- _Written exercise_:
Reproduce all of the data word for word.

____ Extracted material

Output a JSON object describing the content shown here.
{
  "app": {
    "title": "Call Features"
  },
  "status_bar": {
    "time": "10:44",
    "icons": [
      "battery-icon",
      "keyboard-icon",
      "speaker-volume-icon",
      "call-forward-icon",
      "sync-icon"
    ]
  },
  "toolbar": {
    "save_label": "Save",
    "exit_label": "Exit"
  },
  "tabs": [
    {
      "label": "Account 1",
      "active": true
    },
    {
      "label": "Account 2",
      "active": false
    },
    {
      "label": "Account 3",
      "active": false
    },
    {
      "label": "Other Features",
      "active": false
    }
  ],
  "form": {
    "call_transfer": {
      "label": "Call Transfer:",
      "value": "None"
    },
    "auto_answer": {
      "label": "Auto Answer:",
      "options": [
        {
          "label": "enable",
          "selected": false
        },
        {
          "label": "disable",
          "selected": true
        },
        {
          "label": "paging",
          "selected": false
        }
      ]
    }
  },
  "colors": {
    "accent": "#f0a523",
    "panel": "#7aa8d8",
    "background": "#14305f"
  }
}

________

- _Exercise answer_:
Output a JSON object describing the content shown here.
{
  "app": {
    "title": "Call Features"
  },
  "status_bar": {
    "time": "10:44",
    "icons": [
      "battery-icon",
      "keyboard-icon",
      "speaker-volume-icon",
      "call-forward-icon",
      "sync-icon"
    ]
  },
  "toolbar": {
    "save_label": "Save",
    "exit_label": "Exit"
  },
  "tabs": [
    {
      "label": "Account 1",
      "active": true
    },
    {
      "label": "Account 2",
      "active": false
    },
    {
      "label": "Account 3",
      "active": false
    },
    {
      "label": "Other Features",
      "active": false
    }
  ],
  "form": {
    "call_transfer": {
      "label": "Call Transfer:",
      "value": "None"
    },
    "auto_answer": {
      "label": "Auto Answer:",
      "options": [
        {
          "label": "enable",
          "selected": false
        },
        {
          "label": "disable",
          "selected": true
        },
        {
          "label": "paging",
          "selected": false
        }
      ]
    }
  },
  "colors": {
    "accent": "#f0a523",
    "panel": "#7aa8d8",
    "background": "#14305f"
  }
}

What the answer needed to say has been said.